Can you extract every line of the data below that contains the string "xtick"?
▬▬▬
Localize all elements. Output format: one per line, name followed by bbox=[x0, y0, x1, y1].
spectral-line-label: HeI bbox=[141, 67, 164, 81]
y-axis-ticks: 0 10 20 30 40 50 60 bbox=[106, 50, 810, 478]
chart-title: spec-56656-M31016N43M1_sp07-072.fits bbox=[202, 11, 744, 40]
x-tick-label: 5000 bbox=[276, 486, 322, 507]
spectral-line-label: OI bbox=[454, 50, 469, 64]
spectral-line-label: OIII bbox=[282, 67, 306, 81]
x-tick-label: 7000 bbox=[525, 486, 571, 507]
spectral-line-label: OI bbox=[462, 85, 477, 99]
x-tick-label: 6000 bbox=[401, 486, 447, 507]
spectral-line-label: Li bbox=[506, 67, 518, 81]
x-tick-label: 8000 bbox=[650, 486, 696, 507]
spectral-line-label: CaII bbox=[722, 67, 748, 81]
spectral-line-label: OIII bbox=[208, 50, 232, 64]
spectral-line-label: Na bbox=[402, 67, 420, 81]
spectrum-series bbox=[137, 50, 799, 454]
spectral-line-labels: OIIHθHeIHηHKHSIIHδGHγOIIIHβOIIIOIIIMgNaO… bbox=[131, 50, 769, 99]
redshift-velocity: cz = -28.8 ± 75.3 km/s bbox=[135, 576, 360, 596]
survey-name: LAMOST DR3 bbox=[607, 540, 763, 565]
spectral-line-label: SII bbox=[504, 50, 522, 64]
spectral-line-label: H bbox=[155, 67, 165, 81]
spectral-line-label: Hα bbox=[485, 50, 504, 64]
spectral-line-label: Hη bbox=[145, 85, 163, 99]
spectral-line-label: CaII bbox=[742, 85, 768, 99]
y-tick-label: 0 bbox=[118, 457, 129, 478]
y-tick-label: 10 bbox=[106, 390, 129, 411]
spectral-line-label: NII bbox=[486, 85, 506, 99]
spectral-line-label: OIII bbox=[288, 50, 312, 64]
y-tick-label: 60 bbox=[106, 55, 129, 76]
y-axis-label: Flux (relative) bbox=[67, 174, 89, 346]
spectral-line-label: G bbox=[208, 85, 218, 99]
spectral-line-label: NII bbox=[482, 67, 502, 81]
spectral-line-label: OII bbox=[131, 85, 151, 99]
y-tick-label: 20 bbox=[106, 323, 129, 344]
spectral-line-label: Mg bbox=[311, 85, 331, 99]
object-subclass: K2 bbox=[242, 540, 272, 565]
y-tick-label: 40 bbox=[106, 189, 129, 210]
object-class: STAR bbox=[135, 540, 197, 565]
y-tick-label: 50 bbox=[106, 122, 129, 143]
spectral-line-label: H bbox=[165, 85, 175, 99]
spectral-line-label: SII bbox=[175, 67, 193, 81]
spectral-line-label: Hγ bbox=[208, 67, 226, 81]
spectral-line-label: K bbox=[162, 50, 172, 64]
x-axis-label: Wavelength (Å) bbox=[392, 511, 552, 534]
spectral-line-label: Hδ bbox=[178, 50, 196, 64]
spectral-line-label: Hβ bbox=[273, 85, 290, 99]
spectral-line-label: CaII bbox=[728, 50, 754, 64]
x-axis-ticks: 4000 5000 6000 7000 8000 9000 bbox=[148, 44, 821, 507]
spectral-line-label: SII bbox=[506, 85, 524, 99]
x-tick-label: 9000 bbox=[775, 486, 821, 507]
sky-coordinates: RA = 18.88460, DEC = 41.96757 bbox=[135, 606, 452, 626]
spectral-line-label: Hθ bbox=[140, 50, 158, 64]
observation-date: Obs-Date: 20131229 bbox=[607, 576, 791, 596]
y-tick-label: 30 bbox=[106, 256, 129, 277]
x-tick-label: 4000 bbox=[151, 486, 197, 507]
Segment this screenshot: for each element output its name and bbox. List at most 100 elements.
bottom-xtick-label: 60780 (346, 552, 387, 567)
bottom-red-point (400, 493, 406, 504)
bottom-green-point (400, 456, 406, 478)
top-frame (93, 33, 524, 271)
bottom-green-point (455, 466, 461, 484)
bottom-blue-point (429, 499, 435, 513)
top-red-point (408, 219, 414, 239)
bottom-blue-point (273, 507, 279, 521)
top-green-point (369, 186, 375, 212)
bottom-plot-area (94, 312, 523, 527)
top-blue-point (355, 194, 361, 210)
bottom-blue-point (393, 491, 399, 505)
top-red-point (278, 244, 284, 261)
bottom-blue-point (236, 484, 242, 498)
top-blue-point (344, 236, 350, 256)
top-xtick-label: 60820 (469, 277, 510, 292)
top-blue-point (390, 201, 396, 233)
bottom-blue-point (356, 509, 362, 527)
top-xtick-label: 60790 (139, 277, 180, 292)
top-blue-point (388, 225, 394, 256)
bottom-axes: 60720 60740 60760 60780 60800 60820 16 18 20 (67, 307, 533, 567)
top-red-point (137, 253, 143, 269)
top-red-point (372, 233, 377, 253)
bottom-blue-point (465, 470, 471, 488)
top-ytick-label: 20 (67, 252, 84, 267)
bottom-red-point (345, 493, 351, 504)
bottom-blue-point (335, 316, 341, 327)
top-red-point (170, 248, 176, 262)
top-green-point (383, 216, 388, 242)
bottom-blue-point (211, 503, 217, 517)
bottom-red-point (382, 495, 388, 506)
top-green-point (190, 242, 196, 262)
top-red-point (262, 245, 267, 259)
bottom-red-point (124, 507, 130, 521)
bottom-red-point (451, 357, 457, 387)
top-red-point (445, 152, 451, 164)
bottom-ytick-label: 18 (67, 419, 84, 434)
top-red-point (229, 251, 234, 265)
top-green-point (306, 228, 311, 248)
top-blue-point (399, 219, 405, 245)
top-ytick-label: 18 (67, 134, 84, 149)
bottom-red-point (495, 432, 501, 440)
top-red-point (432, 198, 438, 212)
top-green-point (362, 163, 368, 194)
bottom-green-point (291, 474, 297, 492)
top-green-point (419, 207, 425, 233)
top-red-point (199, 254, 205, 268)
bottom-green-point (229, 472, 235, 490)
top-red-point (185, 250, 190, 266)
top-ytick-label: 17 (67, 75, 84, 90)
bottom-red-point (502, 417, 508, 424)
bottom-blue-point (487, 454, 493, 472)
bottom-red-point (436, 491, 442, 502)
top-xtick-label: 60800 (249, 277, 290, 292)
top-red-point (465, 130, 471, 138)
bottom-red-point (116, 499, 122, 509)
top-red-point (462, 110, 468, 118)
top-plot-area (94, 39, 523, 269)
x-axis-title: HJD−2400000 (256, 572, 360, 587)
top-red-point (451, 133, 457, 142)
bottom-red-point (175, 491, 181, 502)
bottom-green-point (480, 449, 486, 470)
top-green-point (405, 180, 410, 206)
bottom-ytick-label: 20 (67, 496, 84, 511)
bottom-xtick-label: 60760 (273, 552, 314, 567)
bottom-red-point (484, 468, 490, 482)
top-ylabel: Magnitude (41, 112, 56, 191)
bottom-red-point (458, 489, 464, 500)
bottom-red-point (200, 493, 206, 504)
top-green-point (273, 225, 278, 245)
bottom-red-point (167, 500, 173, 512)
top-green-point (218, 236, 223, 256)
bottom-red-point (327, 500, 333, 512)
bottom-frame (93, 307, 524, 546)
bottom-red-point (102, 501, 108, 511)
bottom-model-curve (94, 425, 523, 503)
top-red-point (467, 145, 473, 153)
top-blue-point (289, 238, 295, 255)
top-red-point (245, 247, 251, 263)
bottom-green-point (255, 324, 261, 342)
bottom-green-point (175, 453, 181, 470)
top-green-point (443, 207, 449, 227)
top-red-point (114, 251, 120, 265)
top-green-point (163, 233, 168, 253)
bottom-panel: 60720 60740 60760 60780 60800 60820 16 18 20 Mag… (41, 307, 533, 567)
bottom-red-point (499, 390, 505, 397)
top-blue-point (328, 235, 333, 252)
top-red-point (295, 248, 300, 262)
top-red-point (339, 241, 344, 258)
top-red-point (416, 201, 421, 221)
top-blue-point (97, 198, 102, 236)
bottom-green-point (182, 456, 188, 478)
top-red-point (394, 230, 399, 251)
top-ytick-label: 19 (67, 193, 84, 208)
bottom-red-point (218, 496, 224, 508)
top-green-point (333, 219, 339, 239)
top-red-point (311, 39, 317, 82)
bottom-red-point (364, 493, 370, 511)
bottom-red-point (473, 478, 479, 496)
▬▬▬
### Answer to the exercise
bottom-xtick-label: 60780 (346, 552, 387, 567)
top-xtick-label: 60820 (469, 277, 510, 292)
top-xtick-label: 60790 (139, 277, 180, 292)
top-xtick-label: 60800 (249, 277, 290, 292)
bottom-xtick-label: 60760 (273, 552, 314, 567)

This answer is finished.